**Exercise goal**: Below is a listing to transcribe in full and exactly; keep the pictures out.

**Data for processing**:
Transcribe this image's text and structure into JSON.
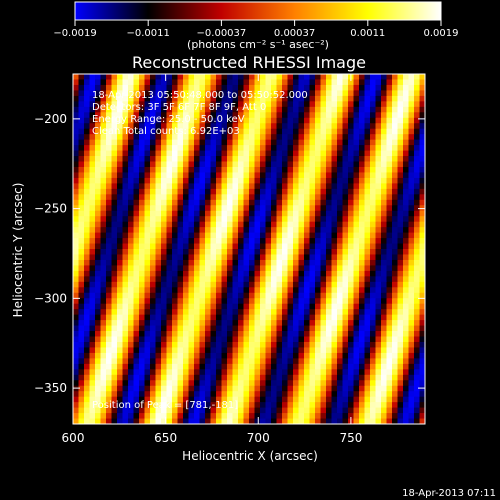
{
  "chart_data": {
    "type": "heatmap",
    "title": "Reconstructed RHESSI Image",
    "xlabel": "Heliocentric X (arcsec)",
    "ylabel": "Heliocentric Y (arcsec)",
    "xlim": [
      600,
      790
    ],
    "ylim": [
      -370,
      -175
    ],
    "x_ticks": [
      600,
      650,
      700,
      750
    ],
    "y_ticks": [
      -200,
      -250,
      -300,
      -350
    ],
    "colorbar": {
      "range": [
        -0.0019,
        0.0019
      ],
      "tick_labels": [
        "-0.0019",
        "-0.0011",
        "-0.00037",
        "0.00037",
        "0.0011",
        "0.0019"
      ],
      "units_label": "(photons cm⁻² s⁻¹ asec⁻²)",
      "colormap": [
        "#0000ff",
        "#000000",
        "#c00000",
        "#ff8000",
        "#ffff00",
        "#ffffff"
      ]
    },
    "pattern": {
      "description_type": "diagonal fringe",
      "fringe_period_x_arcsec": 38,
      "slope_y_per_x": 3.2
    },
    "annotations": [
      "18-Apr-2013 05:50:48.000 to 05:50:52.000",
      "Detectors: 3F 5F 6F 7F 8F 9F, Att 0",
      "Energy Range: 25.0 - 50.0 keV",
      "Clean    Total counts: 6.92E+03",
      "Position of Peak = [781,-181]"
    ],
    "timestamp": "18-Apr-2013 07:11"
  }
}
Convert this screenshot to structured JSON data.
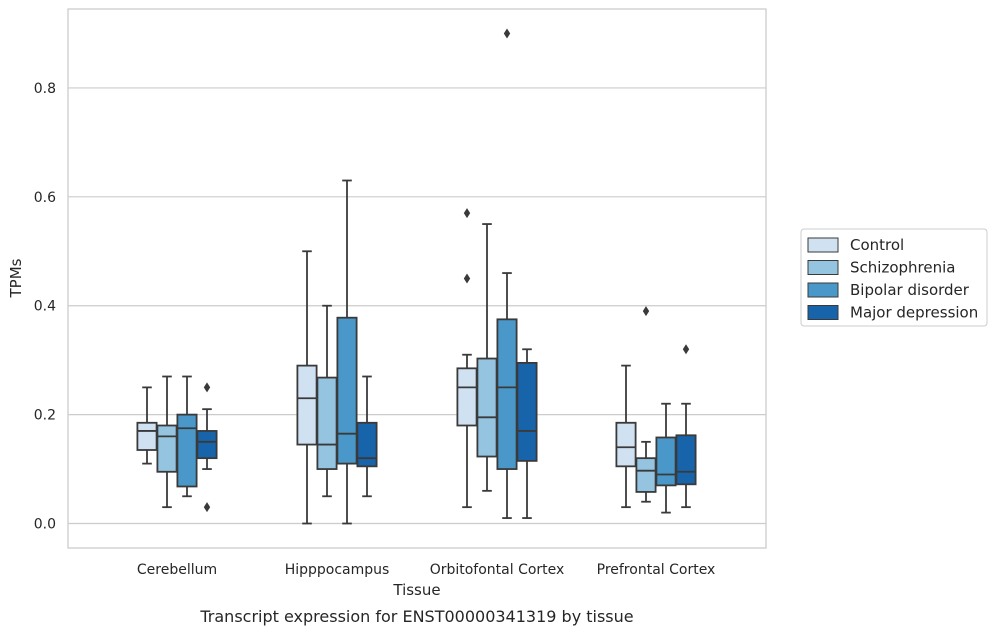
{
  "caption": "Transcript expression for ENST00000341319 by tissue",
  "chart_data": {
    "type": "boxplot",
    "title": "",
    "xlabel": "Tissue",
    "ylabel": "TPMs",
    "ylim": [
      -0.045,
      0.945
    ],
    "yticks": [
      0.0,
      0.2,
      0.4,
      0.6,
      0.8
    ],
    "ytick_labels": [
      "0.0",
      "0.2",
      "0.4",
      "0.6",
      "0.8"
    ],
    "grid": "horizontal",
    "legend_position": "outside-right",
    "categories": [
      "Cerebellum",
      "Hipppocampus",
      "Orbitofontal Cortex",
      "Prefrontal Cortex"
    ],
    "series": [
      {
        "name": "Control",
        "color": "#d0e1f2",
        "boxes": [
          {
            "whislo": 0.11,
            "q1": 0.135,
            "med": 0.17,
            "q3": 0.185,
            "whishi": 0.25,
            "fliers": []
          },
          {
            "whislo": 0.0,
            "q1": 0.145,
            "med": 0.23,
            "q3": 0.29,
            "whishi": 0.5,
            "fliers": []
          },
          {
            "whislo": 0.03,
            "q1": 0.18,
            "med": 0.25,
            "q3": 0.285,
            "whishi": 0.31,
            "fliers": [
              0.45,
              0.57
            ]
          },
          {
            "whislo": 0.03,
            "q1": 0.105,
            "med": 0.14,
            "q3": 0.185,
            "whishi": 0.29,
            "fliers": []
          }
        ]
      },
      {
        "name": "Schizophrenia",
        "color": "#94c4df",
        "boxes": [
          {
            "whislo": 0.03,
            "q1": 0.095,
            "med": 0.16,
            "q3": 0.18,
            "whishi": 0.27,
            "fliers": []
          },
          {
            "whislo": 0.05,
            "q1": 0.1,
            "med": 0.145,
            "q3": 0.268,
            "whishi": 0.4,
            "fliers": []
          },
          {
            "whislo": 0.06,
            "q1": 0.123,
            "med": 0.195,
            "q3": 0.303,
            "whishi": 0.55,
            "fliers": []
          },
          {
            "whislo": 0.04,
            "q1": 0.058,
            "med": 0.097,
            "q3": 0.12,
            "whishi": 0.15,
            "fliers": [
              0.39
            ]
          }
        ]
      },
      {
        "name": "Bipolar disorder",
        "color": "#4a98c9",
        "boxes": [
          {
            "whislo": 0.05,
            "q1": 0.068,
            "med": 0.175,
            "q3": 0.2,
            "whishi": 0.27,
            "fliers": []
          },
          {
            "whislo": 0.0,
            "q1": 0.11,
            "med": 0.165,
            "q3": 0.378,
            "whishi": 0.63,
            "fliers": []
          },
          {
            "whislo": 0.01,
            "q1": 0.1,
            "med": 0.25,
            "q3": 0.375,
            "whishi": 0.46,
            "fliers": [
              0.9
            ]
          },
          {
            "whislo": 0.02,
            "q1": 0.07,
            "med": 0.09,
            "q3": 0.158,
            "whishi": 0.22,
            "fliers": []
          }
        ]
      },
      {
        "name": "Major depression",
        "color": "#1764ab",
        "boxes": [
          {
            "whislo": 0.1,
            "q1": 0.12,
            "med": 0.15,
            "q3": 0.17,
            "whishi": 0.21,
            "fliers": [
              0.03,
              0.25
            ]
          },
          {
            "whislo": 0.05,
            "q1": 0.105,
            "med": 0.12,
            "q3": 0.185,
            "whishi": 0.27,
            "fliers": []
          },
          {
            "whislo": 0.01,
            "q1": 0.115,
            "med": 0.17,
            "q3": 0.295,
            "whishi": 0.32,
            "fliers": []
          },
          {
            "whislo": 0.03,
            "q1": 0.072,
            "med": 0.095,
            "q3": 0.162,
            "whishi": 0.22,
            "fliers": [
              0.32
            ]
          }
        ]
      }
    ]
  }
}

**The result**:
Transcribe this image's text and structure into JSON.
{
  "chart_data": {
    "type": "heatmap",
    "title": "Reconstructed RHESSI Image",
    "xlabel": "Heliocentric X (arcsec)",
    "ylabel": "Heliocentric Y (arcsec)",
    "xlim": [
      600,
      790
    ],
    "ylim": [
      -370,
      -175
    ],
    "x_ticks": [
      600,
      650,
      700,
      750
    ],
    "y_ticks": [
      -200,
      -250,
      -300,
      -350
    ],
    "colorbar": {
      "range": [
        -0.0019,
        0.0019
      ],
      "tick_labels": [
        "-0.0019",
        "-0.0011",
        "-0.00037",
        "0.00037",
        "0.0011",
        "0.0019"
      ],
      "units_label": "(photons cm⁻² s⁻¹ asec⁻²)",
      "colormap": [
        "#0000ff",
        "#000000",
        "#c00000",
        "#ff8000",
        "#ffff00",
        "#ffffff"
      ]
    },
    "pattern": {
      "description_type": "diagonal fringe",
      "fringe_period_x_arcsec": 38,
      "slope_y_per_x": 3.2
    },
    "annotations": [
      "18-Apr-2013 05:50:48.000 to 05:50:52.000",
      "Detectors: 3F 5F 6F 7F 8F 9F, Att 0",
      "Energy Range: 25.0 - 50.0 keV",
      "Clean    Total counts: 6.92E+03",
      "Position of Peak = [781,-181]"
    ],
    "timestamp": "18-Apr-2013 07:11"
  }
}
Convert this screenshot to structured JSON data.
{
  "caption": "Transcript expression for ENST00000341319 by tissue",
  "chart_data": {
    "type": "boxplot",
    "title": "",
    "xlabel": "Tissue",
    "ylabel": "TPMs",
    "ylim": [
      -0.045,
      0.945
    ],
    "yticks": [
      0.0,
      0.2,
      0.4,
      0.6,
      0.8
    ],
    "ytick_labels": [
      "0.0",
      "0.2",
      "0.4",
      "0.6",
      "0.8"
    ],
    "grid": "horizontal",
    "legend_position": "outside-right",
    "categories": [
      "Cerebellum",
      "Hipppocampus",
      "Orbitofontal Cortex",
      "Prefrontal Cortex"
    ],
    "series": [
      {
        "name": "Control",
        "color": "#d0e1f2",
        "boxes": [
          {
            "whislo": 0.11,
            "q1": 0.135,
            "med": 0.17,
            "q3": 0.185,
            "whishi": 0.25,
            "fliers": []
          },
          {
            "whislo": 0.0,
            "q1": 0.145,
            "med": 0.23,
            "q3": 0.29,
            "whishi": 0.5,
            "fliers": []
          },
          {
            "whislo": 0.03,
            "q1": 0.18,
            "med": 0.25,
            "q3": 0.285,
            "whishi": 0.31,
            "fliers": [
              0.45,
              0.57
            ]
          },
          {
            "whislo": 0.03,
            "q1": 0.105,
            "med": 0.14,
            "q3": 0.185,
            "whishi": 0.29,
            "fliers": []
          }
        ]
      },
      {
        "name": "Schizophrenia",
        "color": "#94c4df",
        "boxes": [
          {
            "whislo": 0.03,
            "q1": 0.095,
            "med": 0.16,
            "q3": 0.18,
            "whishi": 0.27,
            "fliers": []
          },
          {
            "whislo": 0.05,
            "q1": 0.1,
            "med": 0.145,
            "q3": 0.268,
            "whishi": 0.4,
            "fliers": []
          },
          {
            "whislo": 0.06,
            "q1": 0.123,
            "med": 0.195,
            "q3": 0.303,
            "whishi": 0.55,
            "fliers": []
          },
          {
            "whislo": 0.04,
            "q1": 0.058,
            "med": 0.097,
            "q3": 0.12,
            "whishi": 0.15,
            "fliers": [
              0.39
            ]
          }
        ]
      },
      {
        "name": "Bipolar disorder",
        "color": "#4a98c9",
        "boxes": [
          {
            "whislo": 0.05,
            "q1": 0.068,
            "med": 0.175,
            "q3": 0.2,
            "whishi": 0.27,
            "fliers": []
          },
          {
            "whislo": 0.0,
            "q1": 0.11,
            "med": 0.165,
            "q3": 0.378,
            "whishi": 0.63,
            "fliers": []
          },
          {
            "whislo": 0.01,
            "q1": 0.1,
            "med": 0.25,
            "q3": 0.375,
            "whishi": 0.46,
            "fliers": [
              0.9
            ]
          },
          {
            "whislo": 0.02,
            "q1": 0.07,
            "med": 0.09,
            "q3": 0.158,
            "whishi": 0.22,
            "fliers": []
          }
        ]
      },
      {
        "name": "Major depression",
        "color": "#1764ab",
        "boxes": [
          {
            "whislo": 0.1,
            "q1": 0.12,
            "med": 0.15,
            "q3": 0.17,
            "whishi": 0.21,
            "fliers": [
              0.03,
              0.25
            ]
          },
          {
            "whislo": 0.05,
            "q1": 0.105,
            "med": 0.12,
            "q3": 0.185,
            "whishi": 0.27,
            "fliers": []
          },
          {
            "whislo": 0.01,
            "q1": 0.115,
            "med": 0.17,
            "q3": 0.295,
            "whishi": 0.32,
            "fliers": []
          },
          {
            "whislo": 0.03,
            "q1": 0.072,
            "med": 0.095,
            "q3": 0.162,
            "whishi": 0.22,
            "fliers": [
              0.32
            ]
          }
        ]
      }
    ]
  }
}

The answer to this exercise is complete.